SHORT TASK:
Give only one thing: the number of lines that include the word "Effects".

RECORD EXTRACTS:
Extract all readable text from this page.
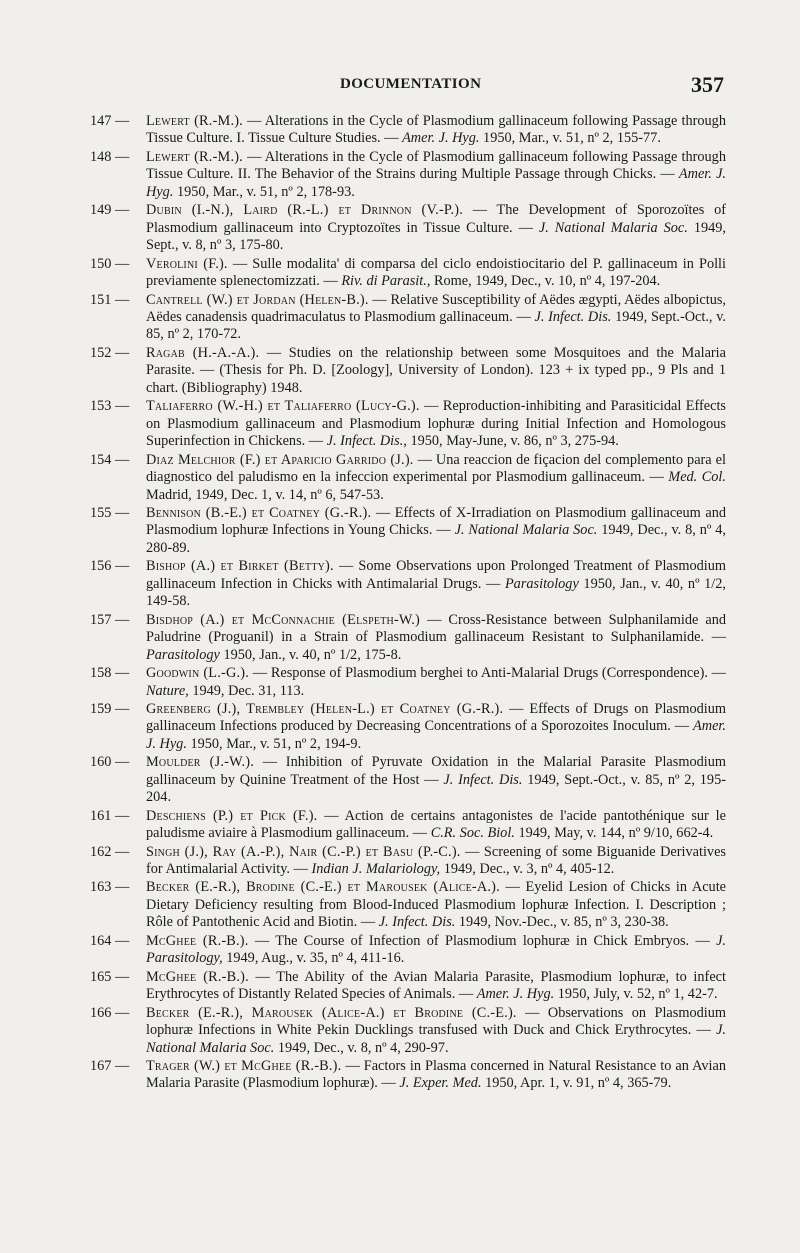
DOCUMENTATION	357
147 — Lewert (R.-M.). — Alterations in the Cycle of Plasmodium gallinaceum following Passage through Tissue Culture. I. Tissue Culture Studies. — Amer. J. Hyg. 1950, Mar., v. 51, nº 2, 155-77.
148 — Lewert (R.-M.). — Alterations in the Cycle of Plasmodium gallinaceum following Passage through Tissue Culture. II. The Behavior of the Strains during Multiple Passage through Chicks. — Amer. J. Hyg. 1950, Mar., v. 51, nº 2, 178-93.
149 — Dubin (I.-N.), Laird (R.-L.) et Drinnon (V.-P.). — The Development of Sporozoïtes of Plasmodium gallinaceum into Cryptozoïtes in Tissue Culture. — J. National Malaria Soc. 1949, Sept., v. 8, nº 3, 175-80.
150 — Verolini (F.). — Sulle modalita' di comparsa del ciclo endoistiocitario del P. gallinaceum in Polli previamente splenectomizzati. — Riv. di Parasit., Rome, 1949, Dec., v. 10, nº 4, 197-204.
151 — Cantrell (W.) et Jordan (Helen-B.). — Relative Susceptibility of Aëdes ægypti, Aëdes albopictus, Aëdes canadensis quadrimaculatus to Plasmodium gallinaceum. — J. Infect. Dis. 1949, Sept.-Oct., v. 85, nº 2, 170-72.
152 — Ragab (H.-A.-A.). — Studies on the relationship between some Mosquitoes and the Malaria Parasite. — (Thesis for Ph. D. [Zoology], University of London). 123 + ix typed pp., 9 Pls and 1 chart. (Bibliography) 1948.
153 — Taliaferro (W.-H.) et Taliaferro (Lucy-G.). — Reproduction-inhibiting and Parasiticidal Effects on Plasmodium gallinaceum and Plasmodium lophuræ during Initial Infection and Homologous Superinfection in Chickens. — J. Infect. Dis., 1950, May-June, v. 86, nº 3, 275-94.
154 — Diaz Melchior (F.) et Aparicio Garrido (J.). — Una reaccion de fiçacion del complemento para el diagnostico del paludismo en la infeccion experimental por Plasmodium gallinaceum. — Med. Col. Madrid, 1949, Dec. 1, v. 14, nº 6, 547-53.
155 — Bennison (B.-E.) et Coatney (G.-R.). — Effects of X-Irradiation on Plasmodium gallinaceum and Plasmodium lophuræ Infections in Young Chicks. — J. National Malaria Soc. 1949, Dec., v. 8, nº 4, 280-89.
156 — Bishop (A.) et Birket (Betty). — Some Observations upon Prolonged Treatment of Plasmodium gallinaceum Infection in Chicks with Antimalarial Drugs. — Parasitology 1950, Jan., v. 40, nº 1/2, 149-58.
157 — Bisdhop (A.) et McConnachie (Elspeth-W.) — Cross-Resistance between Sulphanilamide and Paludrine (Proguanil) in a Strain of Plasmodium gallinaceum Resistant to Sulphanilamide. — Parasitology 1950, Jan., v. 40, nº 1/2, 175-8.
158 — Goodwin (L.-G.). — Response of Plasmodium berghei to Anti-Malarial Drugs (Correspondence). — Nature, 1949, Dec. 31, 113.
159 — Greenberg (J.), Trembley (Helen-L.) et Coatney (G.-R.). — Effects of Drugs on Plasmodium gallinaceum Infections produced by Decreasing Concentrations of a Sporozoites Inoculum. — Amer. J. Hyg. 1950, Mar., v. 51, nº 2, 194-9.
160 — Moulder (J.-W.). — Inhibition of Pyruvate Oxidation in the Malarial Parasite Plasmodium gallinaceum by Quinine Treatment of the Host — J. Infect. Dis. 1949, Sept.-Oct., v. 85, nº 2, 195-204.
161 — Deschiens (P.) et Pick (F.). — Action de certains antagonistes de l'acide pantothénique sur le paludisme aviaire à Plasmodium gallinaceum. — C.R. Soc. Biol. 1949, May, v. 144, nº 9/10, 662-4.
162 — Singh (J.), Ray (A.-P.), Nair (C.-P.) et Basu (P.-C.). — Screening of some Biguanide Derivatives for Antimalarial Activity. — Indian J. Malariology, 1949, Dec., v. 3, nº 4, 405-12.
163 — Becker (E.-R.), Brodine (C.-E.) et Marousek (Alice-A.). — Eyelid Lesion of Chicks in Acute Dietary Deficiency resulting from Blood-Induced Plasmodium lophuræ Infection. I. Description ; Rôle of Pantothenic Acid and Biotin. — J. Infect. Dis. 1949, Nov.-Dec., v. 85, nº 3, 230-38.
164 — McGhee (R.-B.). — The Course of Infection of Plasmodium lophuræ in Chick Embryos. — J. Parasitology, 1949, Aug., v. 35, nº 4, 411-16.
165 — McGhee (R.-B.). — The Ability of the Avian Malaria Parasite, Plasmodium lophuræ, to infect Erythrocytes of Distantly Related Species of Animals. — Amer. J. Hyg. 1950, July, v. 52, nº 1, 42-7.
166 — Becker (E.-R.), Marousek (Alice-A.) et Brodine (C.-E.). — Observations on Plasmodium lophuræ Infections in White Pekin Ducklings transfused with Duck and Chick Erythrocytes. — J. National Malaria Soc. 1949, Dec., v. 8, nº 4, 290-97.
167 — Trager (W.) et McGhee (R.-B.). — Factors in Plasma concerned in Natural Resistance to an Avian Malaria Parasite (Plasmodium lophuræ). — J. Exper. Med. 1950, Apr. 1, v. 91, nº 4, 365-79.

TASK RESPONSE:
3